- [Stated goal] Exclude any images and output the remaining records exactly.

- [Data in this exercise]
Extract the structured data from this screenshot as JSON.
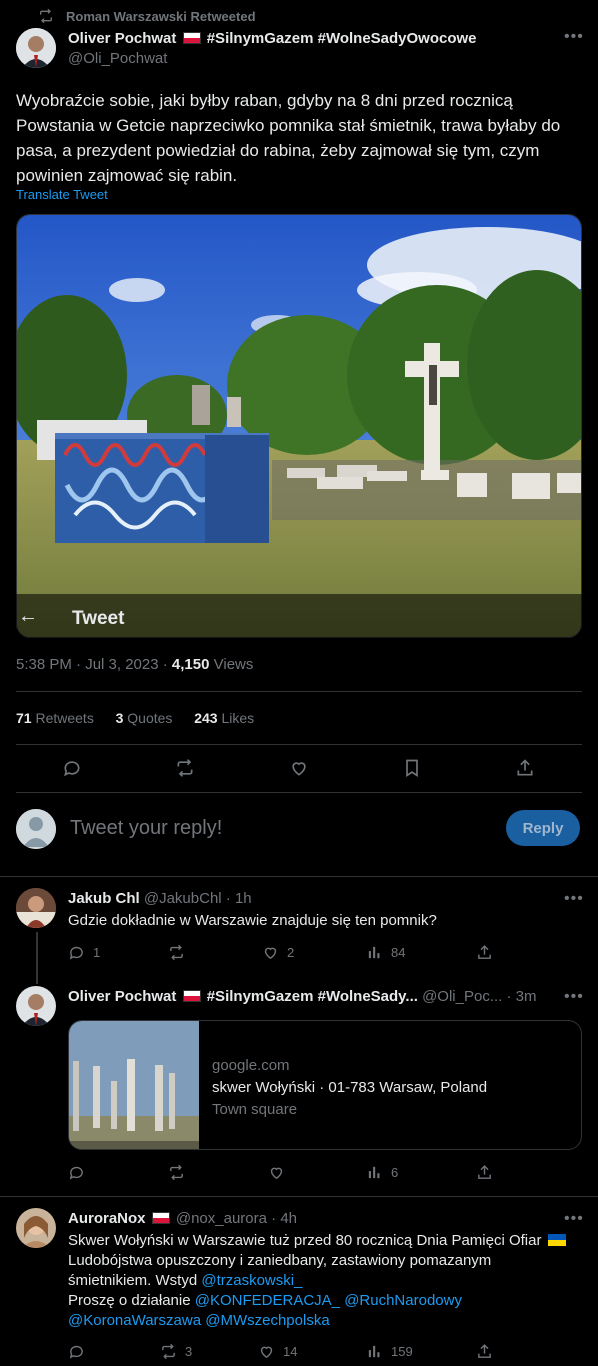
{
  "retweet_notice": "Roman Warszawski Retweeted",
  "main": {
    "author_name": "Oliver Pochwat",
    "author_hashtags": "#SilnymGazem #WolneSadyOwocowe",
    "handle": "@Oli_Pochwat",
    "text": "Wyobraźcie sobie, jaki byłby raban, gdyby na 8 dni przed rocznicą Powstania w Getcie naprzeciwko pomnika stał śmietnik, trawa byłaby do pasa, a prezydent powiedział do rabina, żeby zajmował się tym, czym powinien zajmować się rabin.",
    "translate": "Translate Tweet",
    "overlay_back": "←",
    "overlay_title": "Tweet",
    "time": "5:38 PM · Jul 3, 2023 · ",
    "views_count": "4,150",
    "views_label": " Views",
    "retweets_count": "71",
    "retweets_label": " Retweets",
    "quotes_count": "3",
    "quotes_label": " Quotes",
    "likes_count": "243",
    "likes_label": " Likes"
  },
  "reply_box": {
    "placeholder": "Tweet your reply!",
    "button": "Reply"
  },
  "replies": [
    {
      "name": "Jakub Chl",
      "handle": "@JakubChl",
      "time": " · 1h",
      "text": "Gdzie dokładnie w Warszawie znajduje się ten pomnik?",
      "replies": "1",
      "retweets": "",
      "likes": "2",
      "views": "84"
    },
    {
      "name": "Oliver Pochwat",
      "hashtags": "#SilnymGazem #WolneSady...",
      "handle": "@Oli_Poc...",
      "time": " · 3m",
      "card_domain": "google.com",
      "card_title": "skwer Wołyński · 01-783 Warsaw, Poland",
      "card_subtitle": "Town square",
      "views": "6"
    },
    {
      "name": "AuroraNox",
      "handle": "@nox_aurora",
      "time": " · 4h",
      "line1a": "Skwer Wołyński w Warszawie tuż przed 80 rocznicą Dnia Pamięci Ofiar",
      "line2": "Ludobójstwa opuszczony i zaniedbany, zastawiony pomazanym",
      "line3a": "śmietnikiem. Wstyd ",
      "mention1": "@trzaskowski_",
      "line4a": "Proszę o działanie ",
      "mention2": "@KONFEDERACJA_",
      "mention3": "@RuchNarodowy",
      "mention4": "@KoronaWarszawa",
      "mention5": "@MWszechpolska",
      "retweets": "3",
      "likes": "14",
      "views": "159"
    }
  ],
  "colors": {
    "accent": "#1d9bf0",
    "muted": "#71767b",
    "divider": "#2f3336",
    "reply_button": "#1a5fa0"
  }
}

- [Result below]
Extract the structured data from this screenshot as JSON.
{
  "retweet_notice": "Roman Warszawski Retweeted",
  "main": {
    "author_name": "Oliver Pochwat",
    "author_hashtags": "#SilnymGazem #WolneSadyOwocowe",
    "handle": "@Oli_Pochwat",
    "text": "Wyobraźcie sobie, jaki byłby raban, gdyby na 8 dni przed rocznicą Powstania w Getcie naprzeciwko pomnika stał śmietnik, trawa byłaby do pasa, a prezydent powiedział do rabina, żeby zajmował się tym, czym powinien zajmować się rabin.",
    "translate": "Translate Tweet",
    "overlay_back": "←",
    "overlay_title": "Tweet",
    "time": "5:38 PM · Jul 3, 2023 · ",
    "views_count": "4,150",
    "views_label": " Views",
    "retweets_count": "71",
    "retweets_label": " Retweets",
    "quotes_count": "3",
    "quotes_label": " Quotes",
    "likes_count": "243",
    "likes_label": " Likes"
  },
  "reply_box": {
    "placeholder": "Tweet your reply!",
    "button": "Reply"
  },
  "replies": [
    {
      "name": "Jakub Chl",
      "handle": "@JakubChl",
      "time": " · 1h",
      "text": "Gdzie dokładnie w Warszawie znajduje się ten pomnik?",
      "replies": "1",
      "retweets": "",
      "likes": "2",
      "views": "84"
    },
    {
      "name": "Oliver Pochwat",
      "hashtags": "#SilnymGazem #WolneSady...",
      "handle": "@Oli_Poc...",
      "time": " · 3m",
      "card_domain": "google.com",
      "card_title": "skwer Wołyński · 01-783 Warsaw, Poland",
      "card_subtitle": "Town square",
      "views": "6"
    },
    {
      "name": "AuroraNox",
      "handle": "@nox_aurora",
      "time": " · 4h",
      "line1a": "Skwer Wołyński w Warszawie tuż przed 80 rocznicą Dnia Pamięci Ofiar",
      "line2": "Ludobójstwa opuszczony i zaniedbany, zastawiony pomazanym",
      "line3a": "śmietnikiem. Wstyd ",
      "mention1": "@trzaskowski_",
      "line4a": "Proszę o działanie ",
      "mention2": "@KONFEDERACJA_",
      "mention3": "@RuchNarodowy",
      "mention4": "@KoronaWarszawa",
      "mention5": "@MWszechpolska",
      "retweets": "3",
      "likes": "14",
      "views": "159"
    }
  ],
  "colors": {
    "accent": "#1d9bf0",
    "muted": "#71767b",
    "divider": "#2f3336",
    "reply_button": "#1a5fa0"
  }
}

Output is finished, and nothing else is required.